§ Prompt 1
From the email about protocol numbers below, pull out the passage from "On Wed, Dec" up to and including "can be released?", copied word for word.

[ih] Protocol numbers (was IP version 7)

Andrew G. Malis agmalis at gmail.com
Wed Dec 23 11:26:36 PST 2020


Jack,

An email to iana at iana.org would be a great place to start (rather than to
this list). If they have any questions, they'll consult the IESG for
guidance.

Cheers,
Andy


On Wed, Dec 23, 2020 at 2:21 PM Jack Haverty via Internet-history <
internet-history at elists.isoc.org> wrote:

> On 12/22/20 6:04 PM, John Gilmore via Internet-history wrote:
> > Could anybody who is reading this list, who at one point got a protocol
> > number assigned, please check if it can be released?
> Apparently I still "own" protocol 15 for XNET.   That happened sometime
> in the 80s, when in a fit of organization I decided to write down the
> details of the XNET protocol as more people got involved.  I was at BBN
> at the time.
>
> The IANA lists me for protocol 15, with my email address as
> jhaverty at oracle.com.   That update probably occurred when I got some
> other numbers assigned by IANA for database traffic (IIRC, port
> numbers); it was easy, just a phone call to Jon Postel.  But my Oracle
> address hasn't worked for the last 20+ years, so no one can contact me.

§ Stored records

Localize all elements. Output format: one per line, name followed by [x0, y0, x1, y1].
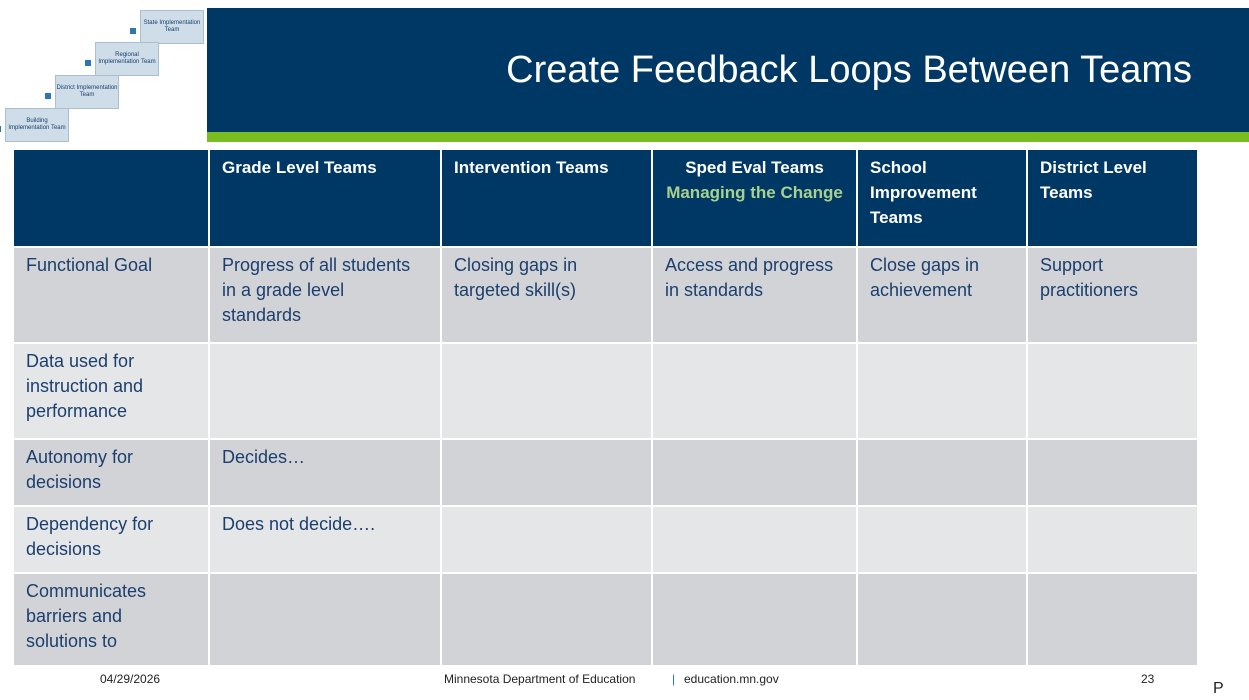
table-cell: Close gaps in achievement [856, 246, 1028, 344]
page-number: 23 [1141, 672, 1155, 686]
table-cell [651, 572, 858, 667]
header-stripe [207, 132, 1249, 142]
column-title: Grade Level Teams [222, 158, 377, 177]
table-cell: Closing gaps in targeted skill(s) [440, 246, 653, 344]
logo-marker [130, 28, 136, 34]
column-header: School Improvement Teams [856, 148, 1028, 248]
table-cell [1026, 438, 1199, 507]
table-cell [208, 342, 442, 440]
table-row: Autonomy for decisions Decides… [12, 438, 1199, 507]
column-subtitle: Managing the Change [666, 183, 843, 202]
table-cell [1026, 572, 1199, 667]
table-cell [651, 438, 858, 507]
logo-level: District Implementation Team [55, 75, 119, 109]
logo-marker [85, 60, 91, 66]
footer-url: education.mn.gov [684, 672, 779, 686]
header-band [207, 8, 1249, 132]
row-label: Data used for instruction and performanc… [12, 342, 210, 440]
table-cell [856, 438, 1028, 507]
table-cell [440, 505, 653, 574]
row-label: Dependency for decisions [12, 505, 210, 574]
logo-marker [0, 126, 1, 132]
table-cell [208, 572, 442, 667]
footer-date: 04/29/2026 [100, 672, 161, 686]
table-cell [856, 572, 1028, 667]
table-cell [1026, 505, 1199, 574]
column-header: District Level Teams [1026, 148, 1199, 248]
row-label: Communicates barriers and solutions to [12, 572, 210, 667]
table-cell [1026, 342, 1199, 440]
table-row: Data used for instruction and performanc… [12, 342, 1199, 440]
logo-marker [45, 93, 51, 99]
logo-level: State Implementation Team [140, 10, 204, 44]
table-row: Functional Goal Progress of all students … [12, 246, 1199, 344]
table-cell: Access and progress in standards [651, 246, 858, 344]
table-cell: Progress of all students in a grade leve… [208, 246, 442, 344]
table-row: Communicates barriers and solutions to [12, 572, 1199, 667]
column-header: Grade Level Teams [208, 148, 442, 248]
table-cell [856, 342, 1028, 440]
row-label: Functional Goal [12, 246, 210, 344]
table-cell [440, 572, 653, 667]
table-cell: Decides… [208, 438, 442, 507]
table-cell: Does not decide…. [208, 505, 442, 574]
table: Grade Level Teams Intervention Teams Sped … [12, 148, 1199, 667]
table-cell [856, 505, 1028, 574]
table-cell: Support practitioners [1026, 246, 1199, 344]
header-row: Grade Level Teams Intervention Teams Sped … [12, 148, 1199, 248]
header-corner [12, 148, 210, 248]
column-header: Intervention Teams [440, 148, 653, 248]
table-cell [440, 342, 653, 440]
stray-letter: P [1213, 680, 1224, 697]
table-cell [651, 342, 858, 440]
logo-level: Regional Implementation Team [95, 42, 159, 76]
slide-title: Create Feedback Loops Between Teams [506, 48, 1192, 91]
logo-level: Building Implementation Team [5, 108, 69, 142]
column-title: Sped Eval Teams [685, 158, 824, 177]
row-label: Autonomy for decisions [12, 438, 210, 507]
table-cell [440, 438, 653, 507]
column-header: Sped Eval Teams Managing the Change [651, 148, 858, 248]
table-cell [651, 505, 858, 574]
footer-org: Minnesota Department of Education [444, 672, 636, 686]
table-row: Dependency for decisions Does not decide…… [12, 505, 1199, 574]
footer-separator: | [672, 672, 676, 686]
column-title: Intervention Teams [454, 158, 609, 177]
logo: State Implementation Team Regional Implem… [0, 0, 207, 148]
column-title: District Level Teams [1040, 158, 1147, 202]
column-title: School Improvement Teams [870, 158, 977, 227]
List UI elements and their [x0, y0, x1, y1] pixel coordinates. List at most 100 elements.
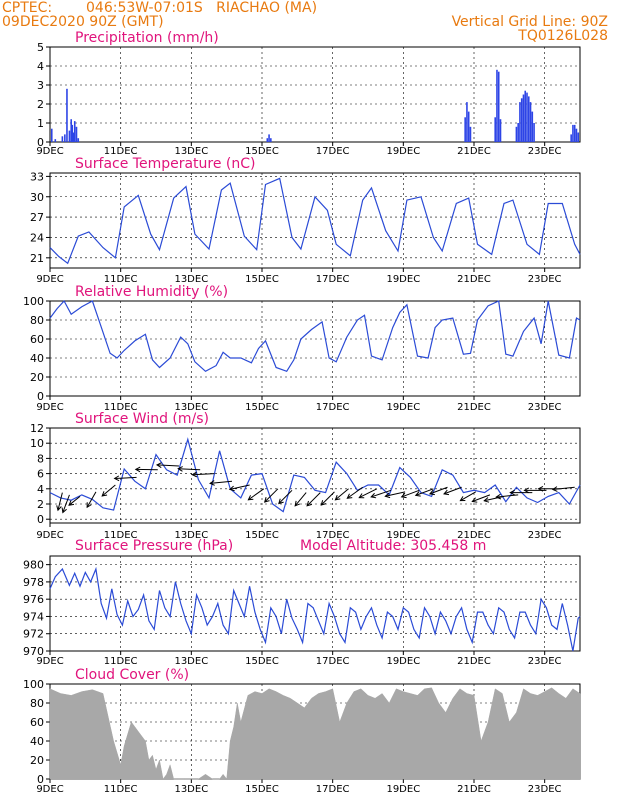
- header-grid-note: Vertical Grid Line: 90Z: [451, 14, 608, 30]
- wind-arrow-head: [334, 494, 341, 501]
- precip-bar: [71, 124, 74, 142]
- precip-bar: [72, 132, 75, 142]
- cloud-ytick-label: 0: [37, 773, 44, 786]
- wind-arrow: [443, 486, 462, 495]
- rh-frame: [49, 300, 581, 397]
- temp-xtick-label: 9DEC: [36, 274, 63, 285]
- wind-arrow-head: [247, 495, 254, 501]
- wind-arrow-head: [471, 497, 478, 503]
- cloud-xtick-label: 21DEC: [457, 784, 491, 795]
- precip-bar: [68, 130, 71, 142]
- precip-bar: [515, 126, 518, 142]
- precip-bar: [517, 123, 519, 142]
- pressure-ytick-label: 980: [23, 559, 44, 572]
- pressure-ytick-label: 976: [23, 593, 44, 606]
- wind-arrow: [552, 486, 575, 490]
- wind-arrow: [335, 488, 349, 501]
- pressure-annotation: Model Altitude: 305.458 m: [300, 538, 486, 554]
- precip-ytick-label: 5: [37, 41, 44, 54]
- cloud-xtick-label: 19DEC: [386, 784, 420, 795]
- wind-arrow: [371, 489, 392, 498]
- wind-arrow: [484, 495, 505, 502]
- wind-arrow: [401, 489, 420, 498]
- precip-bar: [499, 119, 502, 142]
- pressure-xtick-label: 15DEC: [245, 656, 279, 667]
- temp-ytick-label: 33: [30, 170, 44, 183]
- cloud-ytick-label: 20: [30, 754, 44, 767]
- wind-arrow: [229, 484, 250, 490]
- pressure-ytick-label: 970: [23, 645, 44, 658]
- precip-bar: [533, 123, 535, 142]
- cloud-ytick-label: 60: [30, 716, 44, 729]
- pressure-series-line: [49, 566, 581, 652]
- wind-arrow-head: [56, 505, 62, 512]
- wind-ytick-label: 2: [37, 498, 44, 511]
- wind-ytick-label: 0: [37, 513, 44, 526]
- wind-arrow: [156, 464, 179, 467]
- rh-xtick-label: 15DEC: [245, 402, 279, 413]
- wind-arrow: [264, 488, 279, 503]
- wind-arrow-head: [134, 466, 141, 473]
- wind-arrow: [359, 488, 378, 499]
- wind-arrow-head: [483, 497, 490, 503]
- wind-arrow-head: [68, 500, 75, 506]
- wind-arrow-head: [459, 496, 466, 502]
- rh-xtick-label: 23DEC: [528, 402, 562, 413]
- rh-xtick-label: 11DEC: [104, 402, 138, 413]
- temp-ytick-label: 21: [30, 252, 44, 265]
- wind-ytick-label: 10: [30, 437, 44, 450]
- wind-arrow: [101, 484, 116, 497]
- wind-xtick-label: 9DEC: [36, 530, 63, 541]
- wind-arrow-head: [428, 489, 435, 496]
- wind-arrow: [86, 491, 97, 508]
- rh-xtick-label: 9DEC: [36, 402, 63, 413]
- rh-ytick-label: 20: [30, 371, 44, 384]
- cloud-xtick-label: 9DEC: [36, 784, 63, 795]
- precip-xtick-label: 13DEC: [174, 146, 208, 157]
- wind-arrow-head: [414, 491, 421, 497]
- temp-xtick-label: 21DEC: [457, 274, 491, 285]
- precip-bar: [54, 139, 57, 142]
- wind-title: Surface Wind (m/s): [75, 411, 209, 427]
- temp-xtick-label: 13DEC: [174, 274, 208, 285]
- rh-ytick-label: 60: [30, 333, 44, 346]
- wind-arrow-head: [191, 471, 198, 478]
- precip-bar: [467, 111, 470, 142]
- temp-xtick-label: 19DEC: [386, 274, 420, 285]
- wind-arrow-head: [263, 497, 270, 503]
- cloud-xtick-label: 17DEC: [316, 784, 350, 795]
- pressure-ytick-label: 978: [23, 576, 44, 589]
- pressure-xtick-label: 11DEC: [104, 656, 138, 667]
- cloud-xtick-label: 13DEC: [174, 784, 208, 795]
- precip-ytick-label: 3: [37, 79, 44, 92]
- wind-arrow-head: [177, 466, 183, 472]
- temp-frame: [49, 172, 581, 269]
- precip-bar: [73, 121, 76, 142]
- wind-arrow-head: [443, 489, 450, 496]
- wind-arrow-head: [278, 498, 284, 505]
- precip-bar: [66, 88, 68, 142]
- precip-xtick-label: 15DEC: [245, 146, 279, 157]
- wind-arrow: [320, 491, 335, 506]
- rh-ytick-label: 100: [23, 295, 44, 308]
- wind-arrow-head: [537, 485, 544, 492]
- wind-frame: [49, 427, 581, 524]
- wind-arrow-head: [155, 462, 162, 468]
- precip-bar: [573, 124, 576, 142]
- cloud-xtick-label: 15DEC: [245, 784, 279, 795]
- wind-arrow: [460, 491, 477, 502]
- precip-xtick-label: 17DEC: [316, 146, 350, 157]
- temp-xtick-label: 17DEC: [316, 274, 350, 285]
- wind-arrow: [306, 492, 321, 507]
- precip-bar: [531, 111, 534, 142]
- temp-ytick-label: 30: [30, 191, 44, 204]
- precip-bar: [77, 138, 80, 142]
- temp-ytick-label: 27: [30, 211, 44, 224]
- precip-xtick-label: 9DEC: [36, 146, 63, 157]
- precip-xtick-label: 19DEC: [386, 146, 420, 157]
- precip-bar: [50, 128, 53, 142]
- wind-xtick-label: 23DEC: [528, 530, 562, 541]
- cloud-ytick-label: 40: [30, 735, 44, 748]
- wind-arrow-head: [320, 500, 327, 506]
- wind-arrow-head: [228, 485, 235, 492]
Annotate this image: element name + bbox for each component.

§ Prompt 2
In the stored records above, copy the lines from the line with "table-cell: Close gaps" up to and including the line with "table-row: Functional Goal", reproducing them without any change.

§ Task response 1
On Wed, Dec 23, 2020 at 2:21 PM Jack Haverty via Internet-history <
internet-history at elists.isoc.org> wrote:

> On 12/22/20 6:04 PM, John Gilmore via Internet-history wrote:
> > Could anybody who is reading this list, who at one point got a protocol
> > number assigned, please check if it can be released?

§ Task response 2
table-cell: Close gaps in achievement [856, 246, 1028, 344]
page-number: 23 [1141, 672, 1155, 686]
table-cell [651, 572, 858, 667]
header-stripe [207, 132, 1249, 142]
column-title: Grade Level Teams [222, 158, 377, 177]
table-cell: Closing gaps in targeted skill(s) [440, 246, 653, 344]
logo-marker [130, 28, 136, 34]
column-header: School Improvement Teams [856, 148, 1028, 248]
table-cell [1026, 438, 1199, 507]
table-cell [208, 342, 442, 440]
table-row: Autonomy for decisions Decides… [12, 438, 1199, 507]
column-subtitle: Managing the Change [666, 183, 843, 202]
table-cell [1026, 572, 1199, 667]
table-cell [651, 438, 858, 507]
logo-level: District Implementation Team [55, 75, 119, 109]
logo-marker [85, 60, 91, 66]
footer-url: education.mn.gov [684, 672, 779, 686]
header-band [207, 8, 1249, 132]
row-label: Data used for instruction and performanc… [12, 342, 210, 440]
table-cell [856, 438, 1028, 507]
table-cell [440, 505, 653, 574]
row-label: Dependency for decisions [12, 505, 210, 574]
logo-marker [0, 126, 1, 132]
table-cell [208, 572, 442, 667]
footer-date: 04/29/2026 [100, 672, 161, 686]
table-cell [856, 572, 1028, 667]
table-cell [1026, 505, 1199, 574]
column-header: District Level Teams [1026, 148, 1199, 248]
row-label: Communicates barriers and solutions to [12, 572, 210, 667]
table-cell [1026, 342, 1199, 440]
table-row: Data used for instruction and performanc… [12, 342, 1199, 440]
logo-marker [45, 93, 51, 99]
logo-level: State Implementation Team [140, 10, 204, 44]
table-row: Functional Goal Progress of all students … [12, 246, 1199, 344]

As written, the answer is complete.